## Working data
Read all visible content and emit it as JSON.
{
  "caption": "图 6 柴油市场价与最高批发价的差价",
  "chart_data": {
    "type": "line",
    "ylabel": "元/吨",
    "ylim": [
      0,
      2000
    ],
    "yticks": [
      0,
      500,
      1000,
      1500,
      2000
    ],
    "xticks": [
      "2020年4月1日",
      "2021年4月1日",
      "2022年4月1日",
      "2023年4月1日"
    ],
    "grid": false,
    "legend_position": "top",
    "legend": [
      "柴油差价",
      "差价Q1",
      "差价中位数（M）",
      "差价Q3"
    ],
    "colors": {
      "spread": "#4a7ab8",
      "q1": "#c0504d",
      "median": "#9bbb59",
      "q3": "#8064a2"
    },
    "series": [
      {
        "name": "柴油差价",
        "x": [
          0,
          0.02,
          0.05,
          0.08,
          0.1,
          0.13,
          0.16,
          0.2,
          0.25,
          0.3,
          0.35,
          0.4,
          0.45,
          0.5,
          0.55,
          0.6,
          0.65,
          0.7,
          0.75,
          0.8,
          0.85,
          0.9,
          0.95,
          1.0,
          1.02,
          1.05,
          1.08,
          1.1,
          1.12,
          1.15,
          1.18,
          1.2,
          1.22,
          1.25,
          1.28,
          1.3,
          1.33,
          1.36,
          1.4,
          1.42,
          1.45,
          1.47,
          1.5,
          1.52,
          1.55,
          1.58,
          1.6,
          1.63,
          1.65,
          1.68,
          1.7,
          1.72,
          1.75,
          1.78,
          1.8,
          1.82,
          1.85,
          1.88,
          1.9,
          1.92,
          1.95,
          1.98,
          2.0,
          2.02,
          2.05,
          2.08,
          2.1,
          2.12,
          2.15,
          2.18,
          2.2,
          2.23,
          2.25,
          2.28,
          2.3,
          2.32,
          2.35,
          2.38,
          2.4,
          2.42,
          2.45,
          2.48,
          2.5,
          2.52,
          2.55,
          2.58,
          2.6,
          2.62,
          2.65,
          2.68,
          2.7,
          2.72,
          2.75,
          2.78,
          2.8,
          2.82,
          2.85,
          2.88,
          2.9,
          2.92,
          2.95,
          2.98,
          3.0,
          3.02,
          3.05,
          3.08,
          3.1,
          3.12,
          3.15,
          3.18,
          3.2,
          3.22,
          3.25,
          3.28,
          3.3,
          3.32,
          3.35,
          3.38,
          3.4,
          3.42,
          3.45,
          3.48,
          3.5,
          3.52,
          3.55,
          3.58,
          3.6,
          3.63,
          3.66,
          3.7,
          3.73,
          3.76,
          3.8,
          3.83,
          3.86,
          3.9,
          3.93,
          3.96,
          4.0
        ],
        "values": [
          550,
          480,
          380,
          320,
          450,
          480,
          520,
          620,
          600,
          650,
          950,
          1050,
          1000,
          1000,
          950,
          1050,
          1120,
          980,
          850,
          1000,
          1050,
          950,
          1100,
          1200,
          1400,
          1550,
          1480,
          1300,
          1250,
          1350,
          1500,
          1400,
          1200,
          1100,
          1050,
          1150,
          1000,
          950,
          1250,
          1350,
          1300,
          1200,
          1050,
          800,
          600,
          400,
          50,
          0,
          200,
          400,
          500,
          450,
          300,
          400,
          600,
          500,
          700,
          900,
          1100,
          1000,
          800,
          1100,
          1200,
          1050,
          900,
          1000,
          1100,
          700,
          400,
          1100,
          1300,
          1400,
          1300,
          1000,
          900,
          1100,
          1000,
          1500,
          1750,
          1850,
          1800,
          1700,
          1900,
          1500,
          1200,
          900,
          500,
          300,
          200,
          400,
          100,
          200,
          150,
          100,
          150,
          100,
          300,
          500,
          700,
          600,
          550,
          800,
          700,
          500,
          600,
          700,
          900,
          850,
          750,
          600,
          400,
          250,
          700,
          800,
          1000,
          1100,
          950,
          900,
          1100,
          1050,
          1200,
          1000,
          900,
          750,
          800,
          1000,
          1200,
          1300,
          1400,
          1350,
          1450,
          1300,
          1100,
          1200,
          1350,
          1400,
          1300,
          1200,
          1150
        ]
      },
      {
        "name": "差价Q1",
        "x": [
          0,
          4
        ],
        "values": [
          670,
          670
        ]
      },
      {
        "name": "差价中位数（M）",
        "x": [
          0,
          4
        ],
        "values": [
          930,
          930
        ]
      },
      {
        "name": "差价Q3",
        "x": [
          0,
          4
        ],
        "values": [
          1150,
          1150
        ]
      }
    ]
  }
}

## What to produce
Sift the material for lines with the string "name". Copy each one found.

## Answer to this problem
        "name": "柴油差价",
        "name": "差价Q1",
        "name": "差价中位数（M）",
        "name": "差价Q3",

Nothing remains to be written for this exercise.